(Saved entries)
--- START ---

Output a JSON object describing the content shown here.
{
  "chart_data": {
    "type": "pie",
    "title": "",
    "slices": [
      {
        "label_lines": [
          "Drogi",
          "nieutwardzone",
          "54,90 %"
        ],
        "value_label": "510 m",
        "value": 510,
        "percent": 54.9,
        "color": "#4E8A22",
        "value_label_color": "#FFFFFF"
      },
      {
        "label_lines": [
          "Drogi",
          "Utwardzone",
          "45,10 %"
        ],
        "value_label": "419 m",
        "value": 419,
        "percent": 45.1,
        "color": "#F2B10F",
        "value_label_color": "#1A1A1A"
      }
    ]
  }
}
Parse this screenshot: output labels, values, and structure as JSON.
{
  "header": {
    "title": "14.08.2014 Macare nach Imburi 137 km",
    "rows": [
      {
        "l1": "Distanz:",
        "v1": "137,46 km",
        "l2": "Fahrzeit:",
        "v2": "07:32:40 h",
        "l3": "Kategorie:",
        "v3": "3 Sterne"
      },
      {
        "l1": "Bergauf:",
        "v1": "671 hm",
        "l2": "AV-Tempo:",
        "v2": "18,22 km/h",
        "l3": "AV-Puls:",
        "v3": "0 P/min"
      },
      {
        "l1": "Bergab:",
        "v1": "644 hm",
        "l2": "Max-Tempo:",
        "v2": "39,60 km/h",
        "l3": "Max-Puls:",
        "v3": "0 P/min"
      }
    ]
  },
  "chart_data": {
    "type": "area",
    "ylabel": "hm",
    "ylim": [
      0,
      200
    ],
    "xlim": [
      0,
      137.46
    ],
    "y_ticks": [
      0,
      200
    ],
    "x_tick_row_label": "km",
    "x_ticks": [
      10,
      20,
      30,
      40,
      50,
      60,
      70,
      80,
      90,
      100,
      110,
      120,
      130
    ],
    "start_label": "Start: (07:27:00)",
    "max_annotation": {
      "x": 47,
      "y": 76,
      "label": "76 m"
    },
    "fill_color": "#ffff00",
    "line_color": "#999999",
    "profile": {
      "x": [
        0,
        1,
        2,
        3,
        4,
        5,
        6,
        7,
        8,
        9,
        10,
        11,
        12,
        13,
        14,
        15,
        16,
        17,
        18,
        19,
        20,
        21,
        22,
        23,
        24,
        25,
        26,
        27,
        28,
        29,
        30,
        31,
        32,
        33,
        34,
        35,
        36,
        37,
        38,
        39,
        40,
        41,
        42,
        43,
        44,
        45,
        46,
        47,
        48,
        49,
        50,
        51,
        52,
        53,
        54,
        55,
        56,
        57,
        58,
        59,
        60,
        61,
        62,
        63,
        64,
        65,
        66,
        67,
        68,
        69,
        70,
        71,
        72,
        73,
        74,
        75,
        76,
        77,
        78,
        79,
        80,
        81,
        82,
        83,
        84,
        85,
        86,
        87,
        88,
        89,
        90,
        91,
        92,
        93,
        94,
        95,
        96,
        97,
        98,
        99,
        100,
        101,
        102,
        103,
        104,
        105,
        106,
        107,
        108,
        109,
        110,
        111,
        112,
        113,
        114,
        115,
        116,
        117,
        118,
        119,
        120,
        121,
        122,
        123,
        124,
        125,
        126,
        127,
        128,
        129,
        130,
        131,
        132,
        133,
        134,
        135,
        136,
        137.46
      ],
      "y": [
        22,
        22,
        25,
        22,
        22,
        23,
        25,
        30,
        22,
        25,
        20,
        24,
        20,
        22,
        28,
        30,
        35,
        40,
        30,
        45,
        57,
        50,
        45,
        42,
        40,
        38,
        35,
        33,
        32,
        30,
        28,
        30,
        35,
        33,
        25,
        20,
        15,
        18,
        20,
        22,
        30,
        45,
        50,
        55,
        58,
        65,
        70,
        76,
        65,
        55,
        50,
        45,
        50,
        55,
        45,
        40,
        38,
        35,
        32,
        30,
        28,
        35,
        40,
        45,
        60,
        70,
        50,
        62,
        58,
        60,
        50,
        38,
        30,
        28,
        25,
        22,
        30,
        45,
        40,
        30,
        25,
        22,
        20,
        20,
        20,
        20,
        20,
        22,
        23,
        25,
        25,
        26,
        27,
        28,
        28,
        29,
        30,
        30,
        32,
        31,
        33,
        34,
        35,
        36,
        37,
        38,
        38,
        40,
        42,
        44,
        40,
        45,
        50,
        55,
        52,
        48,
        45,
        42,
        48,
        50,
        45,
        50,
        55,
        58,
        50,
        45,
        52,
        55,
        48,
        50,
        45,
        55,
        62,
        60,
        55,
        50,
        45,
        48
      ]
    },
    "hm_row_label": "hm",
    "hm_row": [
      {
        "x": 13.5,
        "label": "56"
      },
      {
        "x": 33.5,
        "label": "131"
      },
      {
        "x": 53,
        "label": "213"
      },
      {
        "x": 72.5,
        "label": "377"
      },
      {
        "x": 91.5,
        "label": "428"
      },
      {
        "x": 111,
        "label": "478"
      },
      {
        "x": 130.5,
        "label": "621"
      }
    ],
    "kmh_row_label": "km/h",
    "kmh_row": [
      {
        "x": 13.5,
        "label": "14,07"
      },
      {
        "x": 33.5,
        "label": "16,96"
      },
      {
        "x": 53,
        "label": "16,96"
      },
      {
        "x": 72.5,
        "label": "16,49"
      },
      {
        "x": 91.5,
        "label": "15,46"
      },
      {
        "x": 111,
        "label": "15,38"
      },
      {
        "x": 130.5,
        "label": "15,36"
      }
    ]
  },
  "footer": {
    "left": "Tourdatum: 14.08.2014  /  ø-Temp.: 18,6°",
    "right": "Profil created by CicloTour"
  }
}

--- END ---

• WHAT YOU NEED TO DO: Give the listing above again, word for word.

• PROBLEM SOLUTION:
Output a JSON object describing the content shown here.
{
  "chart_data": {
    "type": "pie",
    "title": "",
    "slices": [
      {
        "label_lines": [
          "Drogi",
          "nieutwardzone",
          "54,90 %"
        ],
        "value_label": "510 m",
        "value": 510,
        "percent": 54.9,
        "color": "#4E8A22",
        "value_label_color": "#FFFFFF"
      },
      {
        "label_lines": [
          "Drogi",
          "Utwardzone",
          "45,10 %"
        ],
        "value_label": "419 m",
        "value": 419,
        "percent": 45.1,
        "color": "#F2B10F",
        "value_label_color": "#1A1A1A"
      }
    ]
  }
}
Parse this screenshot: output labels, values, and structure as JSON.
{
  "header": {
    "title": "14.08.2014 Macare nach Imburi 137 km",
    "rows": [
      {
        "l1": "Distanz:",
        "v1": "137,46 km",
        "l2": "Fahrzeit:",
        "v2": "07:32:40 h",
        "l3": "Kategorie:",
        "v3": "3 Sterne"
      },
      {
        "l1": "Bergauf:",
        "v1": "671 hm",
        "l2": "AV-Tempo:",
        "v2": "18,22 km/h",
        "l3": "AV-Puls:",
        "v3": "0 P/min"
      },
      {
        "l1": "Bergab:",
        "v1": "644 hm",
        "l2": "Max-Tempo:",
        "v2": "39,60 km/h",
        "l3": "Max-Puls:",
        "v3": "0 P/min"
      }
    ]
  },
  "chart_data": {
    "type": "area",
    "ylabel": "hm",
    "ylim": [
      0,
      200
    ],
    "xlim": [
      0,
      137.46
    ],
    "y_ticks": [
      0,
      200
    ],
    "x_tick_row_label": "km",
    "x_ticks": [
      10,
      20,
      30,
      40,
      50,
      60,
      70,
      80,
      90,
      100,
      110,
      120,
      130
    ],
    "start_label": "Start: (07:27:00)",
    "max_annotation": {
      "x": 47,
      "y": 76,
      "label": "76 m"
    },
    "fill_color": "#ffff00",
    "line_color": "#999999",
    "profile": {
      "x": [
        0,
        1,
        2,
        3,
        4,
        5,
        6,
        7,
        8,
        9,
        10,
        11,
        12,
        13,
        14,
        15,
        16,
        17,
        18,
        19,
        20,
        21,
        22,
        23,
        24,
        25,
        26,
        27,
        28,
        29,
        30,
        31,
        32,
        33,
        34,
        35,
        36,
        37,
        38,
        39,
        40,
        41,
        42,
        43,
        44,
        45,
        46,
        47,
        48,
        49,
        50,
        51,
        52,
        53,
        54,
        55,
        56,
        57,
        58,
        59,
        60,
        61,
        62,
        63,
        64,
        65,
        66,
        67,
        68,
        69,
        70,
        71,
        72,
        73,
        74,
        75,
        76,
        77,
        78,
        79,
        80,
        81,
        82,
        83,
        84,
        85,
        86,
        87,
        88,
        89,
        90,
        91,
        92,
        93,
        94,
        95,
        96,
        97,
        98,
        99,
        100,
        101,
        102,
        103,
        104,
        105,
        106,
        107,
        108,
        109,
        110,
        111,
        112,
        113,
        114,
        115,
        116,
        117,
        118,
        119,
        120,
        121,
        122,
        123,
        124,
        125,
        126,
        127,
        128,
        129,
        130,
        131,
        132,
        133,
        134,
        135,
        136,
        137.46
      ],
      "y": [
        22,
        22,
        25,
        22,
        22,
        23,
        25,
        30,
        22,
        25,
        20,
        24,
        20,
        22,
        28,
        30,
        35,
        40,
        30,
        45,
        57,
        50,
        45,
        42,
        40,
        38,
        35,
        33,
        32,
        30,
        28,
        30,
        35,
        33,
        25,
        20,
        15,
        18,
        20,
        22,
        30,
        45,
        50,
        55,
        58,
        65,
        70,
        76,
        65,
        55,
        50,
        45,
        50,
        55,
        45,
        40,
        38,
        35,
        32,
        30,
        28,
        35,
        40,
        45,
        60,
        70,
        50,
        62,
        58,
        60,
        50,
        38,
        30,
        28,
        25,
        22,
        30,
        45,
        40,
        30,
        25,
        22,
        20,
        20,
        20,
        20,
        20,
        22,
        23,
        25,
        25,
        26,
        27,
        28,
        28,
        29,
        30,
        30,
        32,
        31,
        33,
        34,
        35,
        36,
        37,
        38,
        38,
        40,
        42,
        44,
        40,
        45,
        50,
        55,
        52,
        48,
        45,
        42,
        48,
        50,
        45,
        50,
        55,
        58,
        50,
        45,
        52,
        55,
        48,
        50,
        45,
        55,
        62,
        60,
        55,
        50,
        45,
        48
      ]
    },
    "hm_row_label": "hm",
    "hm_row": [
      {
        "x": 13.5,
        "label": "56"
      },
      {
        "x": 33.5,
        "label": "131"
      },
      {
        "x": 53,
        "label": "213"
      },
      {
        "x": 72.5,
        "label": "377"
      },
      {
        "x": 91.5,
        "label": "428"
      },
      {
        "x": 111,
        "label": "478"
      },
      {
        "x": 130.5,
        "label": "621"
      }
    ],
    "kmh_row_label": "km/h",
    "kmh_row": [
      {
        "x": 13.5,
        "label": "14,07"
      },
      {
        "x": 33.5,
        "label": "16,96"
      },
      {
        "x": 53,
        "label": "16,96"
      },
      {
        "x": 72.5,
        "label": "16,49"
      },
      {
        "x": 91.5,
        "label": "15,46"
      },
      {
        "x": 111,
        "label": "15,38"
      },
      {
        "x": 130.5,
        "label": "15,36"
      }
    ]
  },
  "footer": {
    "left": "Tourdatum: 14.08.2014  /  ø-Temp.: 18,6°",
    "right": "Profil created by CicloTour"
  }
}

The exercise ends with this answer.